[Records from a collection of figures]
------------------------

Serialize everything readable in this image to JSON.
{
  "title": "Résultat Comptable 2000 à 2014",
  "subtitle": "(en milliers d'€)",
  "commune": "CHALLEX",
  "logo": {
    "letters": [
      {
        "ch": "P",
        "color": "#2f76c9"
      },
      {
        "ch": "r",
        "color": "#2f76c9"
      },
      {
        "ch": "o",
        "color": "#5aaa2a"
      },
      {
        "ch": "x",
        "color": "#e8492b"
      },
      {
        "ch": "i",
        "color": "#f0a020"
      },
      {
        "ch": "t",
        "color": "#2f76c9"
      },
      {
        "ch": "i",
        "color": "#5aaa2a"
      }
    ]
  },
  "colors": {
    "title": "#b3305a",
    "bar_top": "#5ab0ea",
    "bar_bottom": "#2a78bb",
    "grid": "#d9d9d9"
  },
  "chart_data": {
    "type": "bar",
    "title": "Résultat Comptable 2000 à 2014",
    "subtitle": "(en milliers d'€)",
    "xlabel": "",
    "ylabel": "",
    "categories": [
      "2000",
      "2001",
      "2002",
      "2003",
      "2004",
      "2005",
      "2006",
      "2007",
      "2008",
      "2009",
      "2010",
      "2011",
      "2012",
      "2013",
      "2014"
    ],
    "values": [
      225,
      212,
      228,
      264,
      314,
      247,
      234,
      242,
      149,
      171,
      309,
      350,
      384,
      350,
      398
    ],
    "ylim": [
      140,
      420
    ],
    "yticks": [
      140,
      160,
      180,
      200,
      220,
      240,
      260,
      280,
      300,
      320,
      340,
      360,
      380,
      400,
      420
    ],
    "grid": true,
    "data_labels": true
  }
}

------------------------

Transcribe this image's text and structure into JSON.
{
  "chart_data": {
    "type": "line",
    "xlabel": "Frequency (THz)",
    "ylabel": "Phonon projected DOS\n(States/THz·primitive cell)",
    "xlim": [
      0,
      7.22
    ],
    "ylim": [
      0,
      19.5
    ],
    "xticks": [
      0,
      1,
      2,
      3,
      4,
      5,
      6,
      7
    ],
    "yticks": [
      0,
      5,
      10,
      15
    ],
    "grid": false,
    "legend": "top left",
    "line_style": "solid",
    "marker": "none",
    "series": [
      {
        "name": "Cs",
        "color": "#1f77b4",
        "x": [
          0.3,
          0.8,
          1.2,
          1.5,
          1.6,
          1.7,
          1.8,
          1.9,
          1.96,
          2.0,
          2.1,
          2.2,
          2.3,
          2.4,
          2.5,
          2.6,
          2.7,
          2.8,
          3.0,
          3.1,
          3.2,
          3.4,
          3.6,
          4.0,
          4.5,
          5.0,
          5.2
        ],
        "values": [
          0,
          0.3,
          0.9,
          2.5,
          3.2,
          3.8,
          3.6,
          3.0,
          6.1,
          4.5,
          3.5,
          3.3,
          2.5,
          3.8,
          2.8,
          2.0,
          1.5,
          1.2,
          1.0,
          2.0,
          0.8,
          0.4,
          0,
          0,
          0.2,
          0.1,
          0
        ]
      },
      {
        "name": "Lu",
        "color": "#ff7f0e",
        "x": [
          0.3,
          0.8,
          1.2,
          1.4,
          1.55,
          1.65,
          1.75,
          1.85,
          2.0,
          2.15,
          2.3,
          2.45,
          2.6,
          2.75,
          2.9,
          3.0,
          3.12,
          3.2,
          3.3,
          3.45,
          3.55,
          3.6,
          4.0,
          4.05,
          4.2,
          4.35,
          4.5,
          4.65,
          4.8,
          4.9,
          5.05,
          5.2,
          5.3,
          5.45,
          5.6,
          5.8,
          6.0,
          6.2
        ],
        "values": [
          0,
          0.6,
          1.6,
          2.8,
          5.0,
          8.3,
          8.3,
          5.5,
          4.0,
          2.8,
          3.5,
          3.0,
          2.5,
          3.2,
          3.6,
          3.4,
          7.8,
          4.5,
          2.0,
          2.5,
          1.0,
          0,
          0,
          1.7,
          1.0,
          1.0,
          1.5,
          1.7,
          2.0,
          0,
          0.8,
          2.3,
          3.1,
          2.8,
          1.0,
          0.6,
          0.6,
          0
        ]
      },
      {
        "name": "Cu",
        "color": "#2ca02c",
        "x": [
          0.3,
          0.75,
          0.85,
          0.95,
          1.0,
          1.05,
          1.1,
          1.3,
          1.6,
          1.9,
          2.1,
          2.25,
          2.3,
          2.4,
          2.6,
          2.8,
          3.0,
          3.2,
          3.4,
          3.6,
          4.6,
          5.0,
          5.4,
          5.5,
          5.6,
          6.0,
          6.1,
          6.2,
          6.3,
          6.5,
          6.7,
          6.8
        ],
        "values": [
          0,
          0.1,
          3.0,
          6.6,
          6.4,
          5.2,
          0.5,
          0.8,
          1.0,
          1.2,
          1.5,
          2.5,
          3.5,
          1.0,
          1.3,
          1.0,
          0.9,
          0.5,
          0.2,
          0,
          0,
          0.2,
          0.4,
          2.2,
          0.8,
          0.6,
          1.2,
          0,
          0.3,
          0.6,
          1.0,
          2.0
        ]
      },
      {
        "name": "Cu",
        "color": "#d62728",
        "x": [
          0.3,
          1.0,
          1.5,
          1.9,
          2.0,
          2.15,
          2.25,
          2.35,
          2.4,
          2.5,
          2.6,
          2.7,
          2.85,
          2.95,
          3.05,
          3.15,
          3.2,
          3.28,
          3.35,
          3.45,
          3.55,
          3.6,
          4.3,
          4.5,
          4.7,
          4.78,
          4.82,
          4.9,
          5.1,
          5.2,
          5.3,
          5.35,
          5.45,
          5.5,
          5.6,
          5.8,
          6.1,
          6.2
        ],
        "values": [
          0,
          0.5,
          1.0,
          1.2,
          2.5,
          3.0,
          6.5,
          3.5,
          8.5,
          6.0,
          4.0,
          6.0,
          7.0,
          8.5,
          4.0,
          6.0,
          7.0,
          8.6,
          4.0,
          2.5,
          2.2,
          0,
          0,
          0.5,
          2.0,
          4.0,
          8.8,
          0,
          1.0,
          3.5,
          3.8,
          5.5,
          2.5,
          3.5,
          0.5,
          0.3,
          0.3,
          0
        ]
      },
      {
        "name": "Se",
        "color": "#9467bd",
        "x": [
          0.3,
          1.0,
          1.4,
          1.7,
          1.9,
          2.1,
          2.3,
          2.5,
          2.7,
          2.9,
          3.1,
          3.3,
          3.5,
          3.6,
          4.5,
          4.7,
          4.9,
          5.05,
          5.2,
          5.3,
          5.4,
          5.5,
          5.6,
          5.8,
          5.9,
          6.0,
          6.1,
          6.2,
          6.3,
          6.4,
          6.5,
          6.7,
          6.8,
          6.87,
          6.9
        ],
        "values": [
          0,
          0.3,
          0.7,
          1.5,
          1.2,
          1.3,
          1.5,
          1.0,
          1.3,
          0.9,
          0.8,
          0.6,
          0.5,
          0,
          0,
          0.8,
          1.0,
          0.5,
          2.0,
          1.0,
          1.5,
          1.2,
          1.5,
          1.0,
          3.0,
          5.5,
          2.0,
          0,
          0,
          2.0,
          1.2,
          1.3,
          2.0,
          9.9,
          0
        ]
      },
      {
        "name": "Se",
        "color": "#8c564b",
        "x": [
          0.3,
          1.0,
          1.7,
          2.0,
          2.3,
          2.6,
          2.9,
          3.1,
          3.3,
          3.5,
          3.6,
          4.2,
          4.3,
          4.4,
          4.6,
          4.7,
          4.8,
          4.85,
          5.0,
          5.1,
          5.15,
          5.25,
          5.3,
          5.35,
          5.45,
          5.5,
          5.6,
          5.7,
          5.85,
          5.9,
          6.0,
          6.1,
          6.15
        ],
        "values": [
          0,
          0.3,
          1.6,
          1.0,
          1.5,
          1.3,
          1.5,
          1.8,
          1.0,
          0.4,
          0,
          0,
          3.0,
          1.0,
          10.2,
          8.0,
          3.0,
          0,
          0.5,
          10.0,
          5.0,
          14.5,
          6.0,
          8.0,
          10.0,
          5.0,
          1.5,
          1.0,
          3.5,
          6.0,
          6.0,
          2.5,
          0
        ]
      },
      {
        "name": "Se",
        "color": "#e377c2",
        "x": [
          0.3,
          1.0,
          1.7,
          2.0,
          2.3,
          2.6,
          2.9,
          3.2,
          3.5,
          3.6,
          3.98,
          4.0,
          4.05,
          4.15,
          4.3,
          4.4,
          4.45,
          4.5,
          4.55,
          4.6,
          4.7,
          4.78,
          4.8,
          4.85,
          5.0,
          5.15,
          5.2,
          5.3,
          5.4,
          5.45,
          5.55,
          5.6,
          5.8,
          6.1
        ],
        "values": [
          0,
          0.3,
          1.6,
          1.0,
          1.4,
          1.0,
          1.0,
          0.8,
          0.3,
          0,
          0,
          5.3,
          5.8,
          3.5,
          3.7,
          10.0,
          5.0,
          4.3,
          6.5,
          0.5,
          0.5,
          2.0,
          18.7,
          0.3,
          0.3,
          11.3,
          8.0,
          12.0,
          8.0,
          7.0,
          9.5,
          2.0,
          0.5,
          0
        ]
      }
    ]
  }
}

------------------------

Locate all lines in the listing above with the word "Résultat". Copy them.

Response to the task.
  "title": "Résultat Comptable 2000 à 2014",
    "title": "Résultat Comptable 2000 à 2014",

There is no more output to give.